**Aim**
Check every line of the entries below for the word "title", and copy the ones that have it.

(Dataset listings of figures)
════════════════════

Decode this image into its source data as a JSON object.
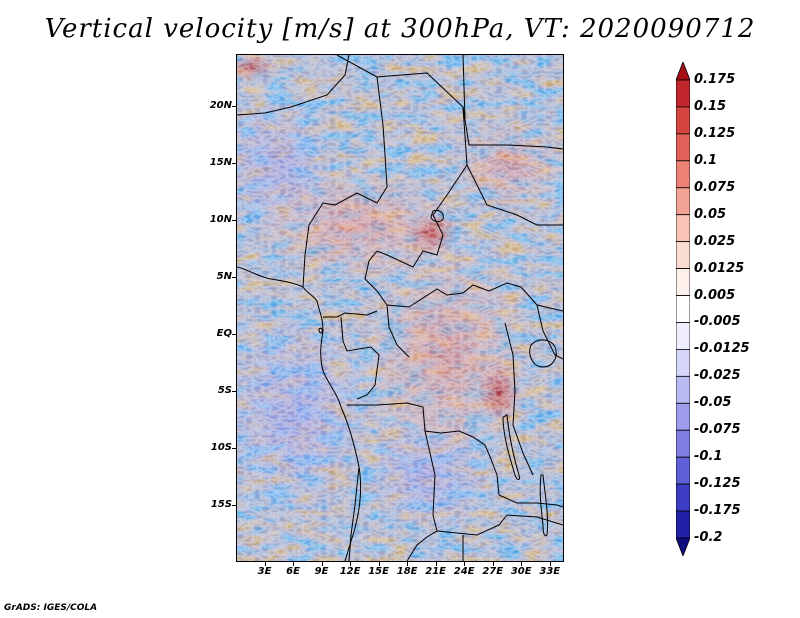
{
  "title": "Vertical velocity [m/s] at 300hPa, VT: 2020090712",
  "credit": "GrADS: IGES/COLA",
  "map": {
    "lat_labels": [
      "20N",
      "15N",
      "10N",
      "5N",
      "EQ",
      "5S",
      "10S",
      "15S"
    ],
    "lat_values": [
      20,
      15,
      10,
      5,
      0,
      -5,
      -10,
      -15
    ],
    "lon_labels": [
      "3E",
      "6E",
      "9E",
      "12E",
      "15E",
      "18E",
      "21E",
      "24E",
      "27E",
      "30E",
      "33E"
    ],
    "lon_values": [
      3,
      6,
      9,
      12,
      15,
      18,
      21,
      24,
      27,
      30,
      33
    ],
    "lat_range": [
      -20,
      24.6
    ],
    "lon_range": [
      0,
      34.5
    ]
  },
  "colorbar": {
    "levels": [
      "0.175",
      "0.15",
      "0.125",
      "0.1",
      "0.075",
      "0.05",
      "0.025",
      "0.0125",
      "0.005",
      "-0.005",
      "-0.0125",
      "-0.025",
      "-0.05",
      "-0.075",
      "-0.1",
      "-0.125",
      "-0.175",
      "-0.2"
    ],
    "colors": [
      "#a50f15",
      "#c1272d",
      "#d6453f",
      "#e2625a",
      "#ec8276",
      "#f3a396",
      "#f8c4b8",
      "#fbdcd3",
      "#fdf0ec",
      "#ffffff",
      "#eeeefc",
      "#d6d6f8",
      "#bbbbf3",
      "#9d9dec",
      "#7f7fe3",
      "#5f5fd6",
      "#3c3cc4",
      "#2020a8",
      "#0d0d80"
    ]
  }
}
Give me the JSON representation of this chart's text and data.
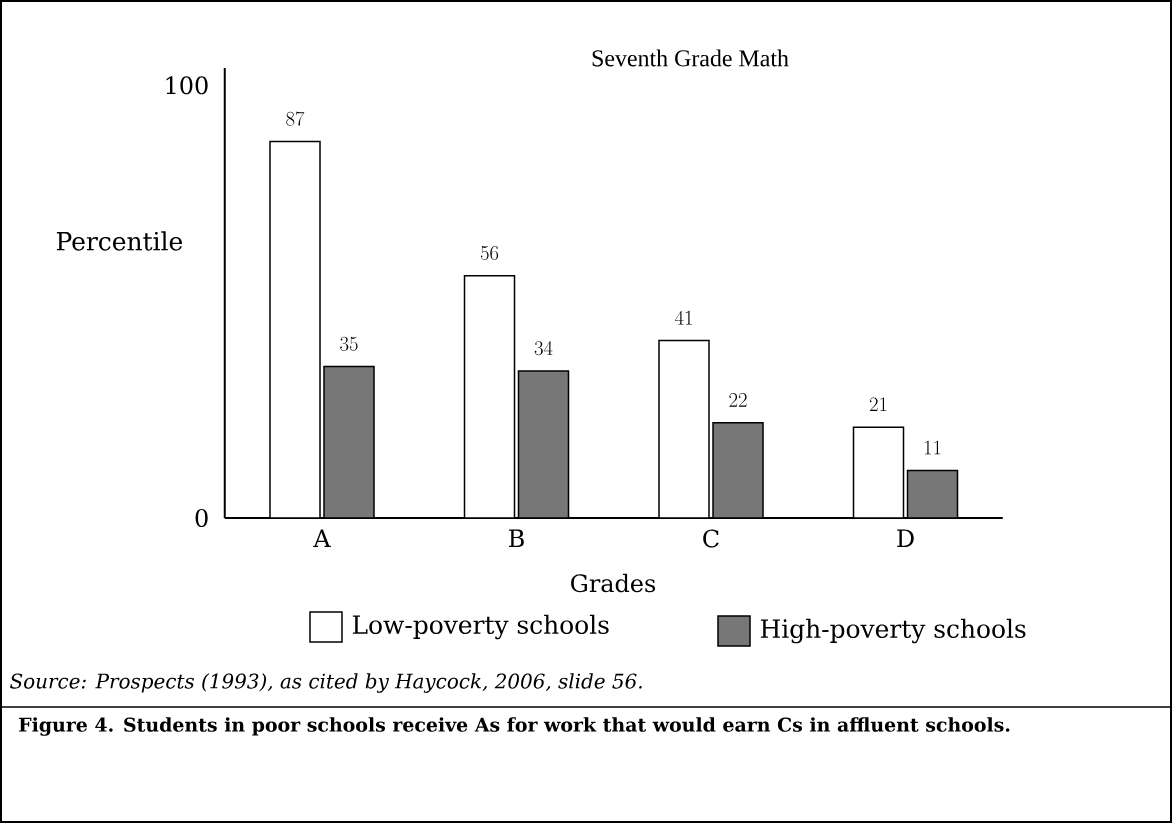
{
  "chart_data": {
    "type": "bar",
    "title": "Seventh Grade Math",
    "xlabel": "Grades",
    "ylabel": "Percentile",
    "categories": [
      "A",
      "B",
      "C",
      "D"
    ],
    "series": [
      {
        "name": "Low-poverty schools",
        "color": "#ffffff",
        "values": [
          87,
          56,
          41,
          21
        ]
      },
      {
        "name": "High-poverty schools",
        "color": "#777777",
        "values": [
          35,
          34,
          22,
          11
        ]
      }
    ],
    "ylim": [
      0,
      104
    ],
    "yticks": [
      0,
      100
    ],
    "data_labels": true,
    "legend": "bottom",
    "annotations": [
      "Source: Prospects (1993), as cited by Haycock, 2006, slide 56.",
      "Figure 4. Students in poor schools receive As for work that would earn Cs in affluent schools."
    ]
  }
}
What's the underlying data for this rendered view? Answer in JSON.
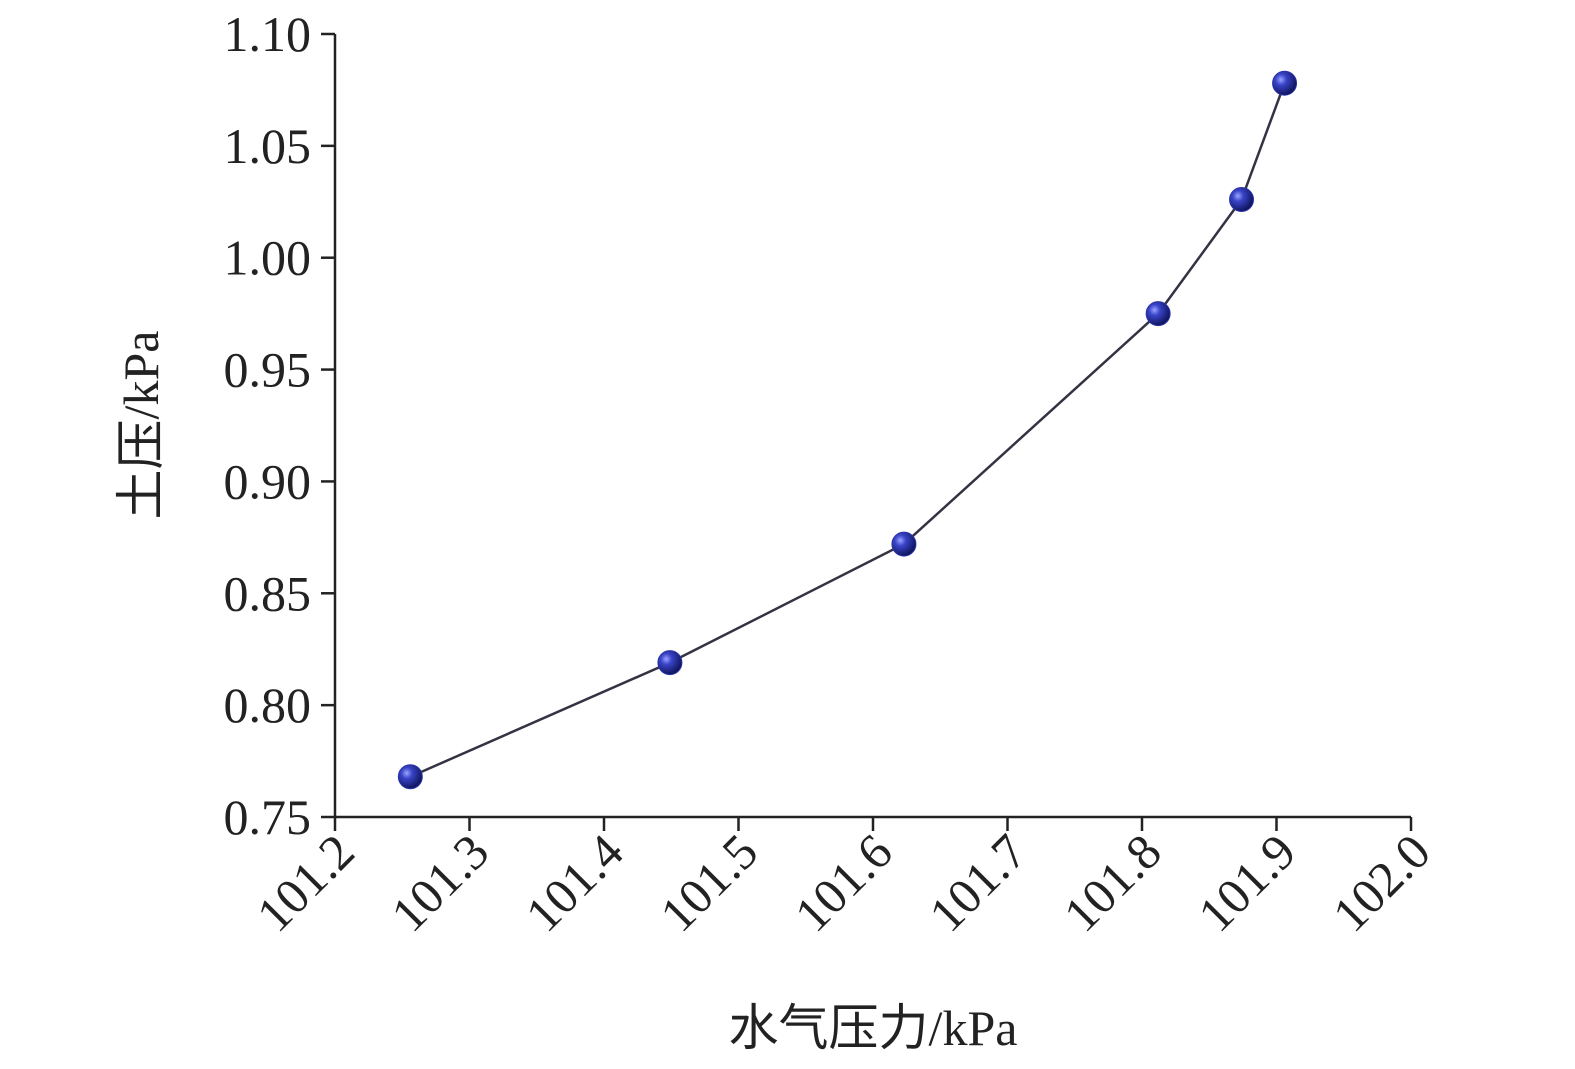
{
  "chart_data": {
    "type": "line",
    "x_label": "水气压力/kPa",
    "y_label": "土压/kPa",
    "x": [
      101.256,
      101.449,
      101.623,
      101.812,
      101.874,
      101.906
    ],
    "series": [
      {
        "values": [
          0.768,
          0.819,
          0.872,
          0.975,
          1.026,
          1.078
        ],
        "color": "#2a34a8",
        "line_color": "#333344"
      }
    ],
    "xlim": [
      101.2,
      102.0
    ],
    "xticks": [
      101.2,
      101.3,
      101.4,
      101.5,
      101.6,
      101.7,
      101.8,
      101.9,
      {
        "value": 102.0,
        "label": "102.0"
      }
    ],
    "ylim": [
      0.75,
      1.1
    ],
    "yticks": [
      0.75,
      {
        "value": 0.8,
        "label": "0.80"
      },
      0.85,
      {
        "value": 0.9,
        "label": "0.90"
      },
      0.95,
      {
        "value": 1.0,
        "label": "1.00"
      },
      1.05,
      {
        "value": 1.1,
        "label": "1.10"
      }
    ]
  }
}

════════════════════

**Written response**
  "title": "Vertical velocity [m/s] at 300hPa, VT: 2020090712",
    "title": "Seventh Grade Math",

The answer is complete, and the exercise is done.